GIVEN INFORMATION:
——

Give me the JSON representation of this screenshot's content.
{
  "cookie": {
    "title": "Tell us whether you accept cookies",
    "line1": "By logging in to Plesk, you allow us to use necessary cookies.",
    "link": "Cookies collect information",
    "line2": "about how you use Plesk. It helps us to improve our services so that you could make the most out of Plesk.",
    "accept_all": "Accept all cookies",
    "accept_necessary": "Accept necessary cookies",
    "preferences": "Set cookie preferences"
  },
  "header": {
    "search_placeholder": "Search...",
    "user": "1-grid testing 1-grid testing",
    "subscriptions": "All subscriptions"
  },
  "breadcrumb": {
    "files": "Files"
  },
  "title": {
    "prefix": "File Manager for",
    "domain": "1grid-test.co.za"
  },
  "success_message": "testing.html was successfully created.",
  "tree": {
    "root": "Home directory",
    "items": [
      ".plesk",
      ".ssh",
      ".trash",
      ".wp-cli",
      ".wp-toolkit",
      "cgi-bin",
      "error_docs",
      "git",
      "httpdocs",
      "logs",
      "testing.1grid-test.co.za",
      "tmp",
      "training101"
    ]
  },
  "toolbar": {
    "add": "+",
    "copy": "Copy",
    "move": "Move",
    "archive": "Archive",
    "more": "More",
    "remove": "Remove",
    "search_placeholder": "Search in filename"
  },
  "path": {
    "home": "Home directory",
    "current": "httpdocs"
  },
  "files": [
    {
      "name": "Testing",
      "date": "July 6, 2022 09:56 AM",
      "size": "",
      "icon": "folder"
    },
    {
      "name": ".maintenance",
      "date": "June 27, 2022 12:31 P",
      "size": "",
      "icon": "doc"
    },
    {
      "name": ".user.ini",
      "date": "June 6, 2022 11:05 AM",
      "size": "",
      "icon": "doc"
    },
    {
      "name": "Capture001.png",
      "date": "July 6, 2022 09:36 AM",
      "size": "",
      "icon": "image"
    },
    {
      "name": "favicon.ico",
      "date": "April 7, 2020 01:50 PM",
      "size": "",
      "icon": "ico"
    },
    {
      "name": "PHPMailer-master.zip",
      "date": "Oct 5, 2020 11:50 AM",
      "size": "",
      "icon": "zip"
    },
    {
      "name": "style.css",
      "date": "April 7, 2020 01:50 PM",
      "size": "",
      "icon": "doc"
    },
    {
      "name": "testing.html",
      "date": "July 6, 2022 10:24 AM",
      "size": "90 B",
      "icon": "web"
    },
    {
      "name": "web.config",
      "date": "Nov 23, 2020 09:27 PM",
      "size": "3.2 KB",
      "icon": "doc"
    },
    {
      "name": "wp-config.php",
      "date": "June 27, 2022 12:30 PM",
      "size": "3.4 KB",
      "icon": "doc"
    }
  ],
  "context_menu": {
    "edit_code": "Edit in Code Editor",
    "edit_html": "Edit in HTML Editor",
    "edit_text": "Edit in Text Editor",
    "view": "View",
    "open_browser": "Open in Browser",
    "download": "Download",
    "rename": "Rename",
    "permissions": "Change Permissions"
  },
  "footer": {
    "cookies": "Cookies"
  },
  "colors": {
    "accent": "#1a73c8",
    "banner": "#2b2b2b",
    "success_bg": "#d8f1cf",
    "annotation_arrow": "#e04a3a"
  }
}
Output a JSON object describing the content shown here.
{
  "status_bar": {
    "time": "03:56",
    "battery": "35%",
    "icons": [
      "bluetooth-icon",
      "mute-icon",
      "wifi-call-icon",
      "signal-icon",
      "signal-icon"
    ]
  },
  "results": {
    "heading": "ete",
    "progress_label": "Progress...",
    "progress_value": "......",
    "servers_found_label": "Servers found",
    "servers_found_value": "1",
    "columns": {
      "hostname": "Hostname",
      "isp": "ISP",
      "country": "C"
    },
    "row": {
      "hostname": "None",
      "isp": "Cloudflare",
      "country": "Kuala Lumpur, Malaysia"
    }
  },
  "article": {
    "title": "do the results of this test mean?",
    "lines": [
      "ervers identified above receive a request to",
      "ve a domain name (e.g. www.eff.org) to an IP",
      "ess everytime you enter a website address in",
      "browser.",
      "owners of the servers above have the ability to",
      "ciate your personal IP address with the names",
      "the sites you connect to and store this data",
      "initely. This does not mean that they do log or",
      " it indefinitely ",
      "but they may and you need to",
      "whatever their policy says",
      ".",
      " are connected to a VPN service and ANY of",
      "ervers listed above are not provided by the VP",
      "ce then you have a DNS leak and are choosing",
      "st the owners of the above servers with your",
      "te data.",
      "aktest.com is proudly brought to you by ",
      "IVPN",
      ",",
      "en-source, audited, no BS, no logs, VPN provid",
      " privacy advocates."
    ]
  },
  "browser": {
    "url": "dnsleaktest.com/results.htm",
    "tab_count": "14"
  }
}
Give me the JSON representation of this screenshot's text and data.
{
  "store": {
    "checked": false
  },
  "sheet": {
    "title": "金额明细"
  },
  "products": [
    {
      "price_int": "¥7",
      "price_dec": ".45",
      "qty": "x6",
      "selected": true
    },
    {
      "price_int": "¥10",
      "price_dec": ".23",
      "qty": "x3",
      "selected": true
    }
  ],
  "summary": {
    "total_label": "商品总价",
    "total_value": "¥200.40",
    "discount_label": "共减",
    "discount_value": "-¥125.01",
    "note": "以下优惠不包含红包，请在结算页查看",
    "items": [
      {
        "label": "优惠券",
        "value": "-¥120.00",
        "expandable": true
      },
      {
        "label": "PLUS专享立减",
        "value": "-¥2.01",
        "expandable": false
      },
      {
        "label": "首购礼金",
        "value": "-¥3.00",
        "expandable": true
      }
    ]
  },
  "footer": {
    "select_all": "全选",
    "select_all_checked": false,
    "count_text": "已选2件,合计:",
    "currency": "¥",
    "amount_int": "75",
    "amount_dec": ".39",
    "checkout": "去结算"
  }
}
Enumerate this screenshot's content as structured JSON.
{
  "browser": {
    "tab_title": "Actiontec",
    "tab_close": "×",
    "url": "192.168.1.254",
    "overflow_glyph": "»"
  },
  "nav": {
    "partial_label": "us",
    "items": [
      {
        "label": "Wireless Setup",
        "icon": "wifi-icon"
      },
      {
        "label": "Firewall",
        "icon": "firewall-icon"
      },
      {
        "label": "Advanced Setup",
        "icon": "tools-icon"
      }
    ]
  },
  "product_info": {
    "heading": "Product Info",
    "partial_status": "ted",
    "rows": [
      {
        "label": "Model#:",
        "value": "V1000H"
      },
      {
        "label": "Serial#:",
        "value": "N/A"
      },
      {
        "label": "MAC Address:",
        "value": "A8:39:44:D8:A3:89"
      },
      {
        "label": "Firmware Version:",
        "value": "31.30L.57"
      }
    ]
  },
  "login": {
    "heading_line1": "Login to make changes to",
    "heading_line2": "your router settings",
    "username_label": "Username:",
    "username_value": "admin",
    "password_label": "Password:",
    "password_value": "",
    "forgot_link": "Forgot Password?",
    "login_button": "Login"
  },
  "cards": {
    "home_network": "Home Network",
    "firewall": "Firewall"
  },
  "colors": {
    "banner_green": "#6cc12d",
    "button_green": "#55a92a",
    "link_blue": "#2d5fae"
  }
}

——

EXERCISE TASK:
Copy out all of the data exactly, leaving nothing out.

SOLUTION TO THE EXERCISE:
Give me the JSON representation of this screenshot's content.
{
  "cookie": {
    "title": "Tell us whether you accept cookies",
    "line1": "By logging in to Plesk, you allow us to use necessary cookies.",
    "link": "Cookies collect information",
    "line2": "about how you use Plesk. It helps us to improve our services so that you could make the most out of Plesk.",
    "accept_all": "Accept all cookies",
    "accept_necessary": "Accept necessary cookies",
    "preferences": "Set cookie preferences"
  },
  "header": {
    "search_placeholder": "Search...",
    "user": "1-grid testing 1-grid testing",
    "subscriptions": "All subscriptions"
  },
  "breadcrumb": {
    "files": "Files"
  },
  "title": {
    "prefix": "File Manager for",
    "domain": "1grid-test.co.za"
  },
  "success_message": "testing.html was successfully created.",
  "tree": {
    "root": "Home directory",
    "items": [
      ".plesk",
      ".ssh",
      ".trash",
      ".wp-cli",
      ".wp-toolkit",
      "cgi-bin",
      "error_docs",
      "git",
      "httpdocs",
      "logs",
      "testing.1grid-test.co.za",
      "tmp",
      "training101"
    ]
  },
  "toolbar": {
    "add": "+",
    "copy": "Copy",
    "move": "Move",
    "archive": "Archive",
    "more": "More",
    "remove": "Remove",
    "search_placeholder": "Search in filename"
  },
  "path": {
    "home": "Home directory",
    "current": "httpdocs"
  },
  "files": [
    {
      "name": "Testing",
      "date": "July 6, 2022 09:56 AM",
      "size": "",
      "icon": "folder"
    },
    {
      "name": ".maintenance",
      "date": "June 27, 2022 12:31 P",
      "size": "",
      "icon": "doc"
    },
    {
      "name": ".user.ini",
      "date": "June 6, 2022 11:05 AM",
      "size": "",
      "icon": "doc"
    },
    {
      "name": "Capture001.png",
      "date": "July 6, 2022 09:36 AM",
      "size": "",
      "icon": "image"
    },
    {
      "name": "favicon.ico",
      "date": "April 7, 2020 01:50 PM",
      "size": "",
      "icon": "ico"
    },
    {
      "name": "PHPMailer-master.zip",
      "date": "Oct 5, 2020 11:50 AM",
      "size": "",
      "icon": "zip"
    },
    {
      "name": "style.css",
      "date": "April 7, 2020 01:50 PM",
      "size": "",
      "icon": "doc"
    },
    {
      "name": "testing.html",
      "date": "July 6, 2022 10:24 AM",
      "size": "90 B",
      "icon": "web"
    },
    {
      "name": "web.config",
      "date": "Nov 23, 2020 09:27 PM",
      "size": "3.2 KB",
      "icon": "doc"
    },
    {
      "name": "wp-config.php",
      "date": "June 27, 2022 12:30 PM",
      "size": "3.4 KB",
      "icon": "doc"
    }
  ],
  "context_menu": {
    "edit_code": "Edit in Code Editor",
    "edit_html": "Edit in HTML Editor",
    "edit_text": "Edit in Text Editor",
    "view": "View",
    "open_browser": "Open in Browser",
    "download": "Download",
    "rename": "Rename",
    "permissions": "Change Permissions"
  },
  "footer": {
    "cookies": "Cookies"
  },
  "colors": {
    "accent": "#1a73c8",
    "banner": "#2b2b2b",
    "success_bg": "#d8f1cf",
    "annotation_arrow": "#e04a3a"
  }
}
Output a JSON object describing the content shown here.
{
  "status_bar": {
    "time": "03:56",
    "battery": "35%",
    "icons": [
      "bluetooth-icon",
      "mute-icon",
      "wifi-call-icon",
      "signal-icon",
      "signal-icon"
    ]
  },
  "results": {
    "heading": "ete",
    "progress_label": "Progress...",
    "progress_value": "......",
    "servers_found_label": "Servers found",
    "servers_found_value": "1",
    "columns": {
      "hostname": "Hostname",
      "isp": "ISP",
      "country": "C"
    },
    "row": {
      "hostname": "None",
      "isp": "Cloudflare",
      "country": "Kuala Lumpur, Malaysia"
    }
  },
  "article": {
    "title": "do the results of this test mean?",
    "lines": [
      "ervers identified above receive a request to",
      "ve a domain name (e.g. www.eff.org) to an IP",
      "ess everytime you enter a website address in",
      "browser.",
      "owners of the servers above have the ability to",
      "ciate your personal IP address with the names",
      "the sites you connect to and store this data",
      "initely. This does not mean that they do log or",
      " it indefinitely ",
      "but they may and you need to",
      "whatever their policy says",
      ".",
      " are connected to a VPN service and ANY of",
      "ervers listed above are not provided by the VP",
      "ce then you have a DNS leak and are choosing",
      "st the owners of the above servers with your",
      "te data.",
      "aktest.com is proudly brought to you by ",
      "IVPN",
      ",",
      "en-source, audited, no BS, no logs, VPN provid",
      " privacy advocates."
    ]
  },
  "browser": {
    "url": "dnsleaktest.com/results.htm",
    "tab_count": "14"
  }
}
Give me the JSON representation of this screenshot's text and data.
{
  "store": {
    "checked": false
  },
  "sheet": {
    "title": "金额明细"
  },
  "products": [
    {
      "price_int": "¥7",
      "price_dec": ".45",
      "qty": "x6",
      "selected": true
    },
    {
      "price_int": "¥10",
      "price_dec": ".23",
      "qty": "x3",
      "selected": true
    }
  ],
  "summary": {
    "total_label": "商品总价",
    "total_value": "¥200.40",
    "discount_label": "共减",
    "discount_value": "-¥125.01",
    "note": "以下优惠不包含红包，请在结算页查看",
    "items": [
      {
        "label": "优惠券",
        "value": "-¥120.00",
        "expandable": true
      },
      {
        "label": "PLUS专享立减",
        "value": "-¥2.01",
        "expandable": false
      },
      {
        "label": "首购礼金",
        "value": "-¥3.00",
        "expandable": true
      }
    ]
  },
  "footer": {
    "select_all": "全选",
    "select_all_checked": false,
    "count_text": "已选2件,合计:",
    "currency": "¥",
    "amount_int": "75",
    "amount_dec": ".39",
    "checkout": "去结算"
  }
}
Enumerate this screenshot's content as structured JSON.
{
  "browser": {
    "tab_title": "Actiontec",
    "tab_close": "×",
    "url": "192.168.1.254",
    "overflow_glyph": "»"
  },
  "nav": {
    "partial_label": "us",
    "items": [
      {
        "label": "Wireless Setup",
        "icon": "wifi-icon"
      },
      {
        "label": "Firewall",
        "icon": "firewall-icon"
      },
      {
        "label": "Advanced Setup",
        "icon": "tools-icon"
      }
    ]
  },
  "product_info": {
    "heading": "Product Info",
    "partial_status": "ted",
    "rows": [
      {
        "label": "Model#:",
        "value": "V1000H"
      },
      {
        "label": "Serial#:",
        "value": "N/A"
      },
      {
        "label": "MAC Address:",
        "value": "A8:39:44:D8:A3:89"
      },
      {
        "label": "Firmware Version:",
        "value": "31.30L.57"
      }
    ]
  },
  "login": {
    "heading_line1": "Login to make changes to",
    "heading_line2": "your router settings",
    "username_label": "Username:",
    "username_value": "admin",
    "password_label": "Password:",
    "password_value": "",
    "forgot_link": "Forgot Password?",
    "login_button": "Login"
  },
  "cards": {
    "home_network": "Home Network",
    "firewall": "Firewall"
  },
  "colors": {
    "banner_green": "#6cc12d",
    "button_green": "#55a92a",
    "link_blue": "#2d5fae"
  }
}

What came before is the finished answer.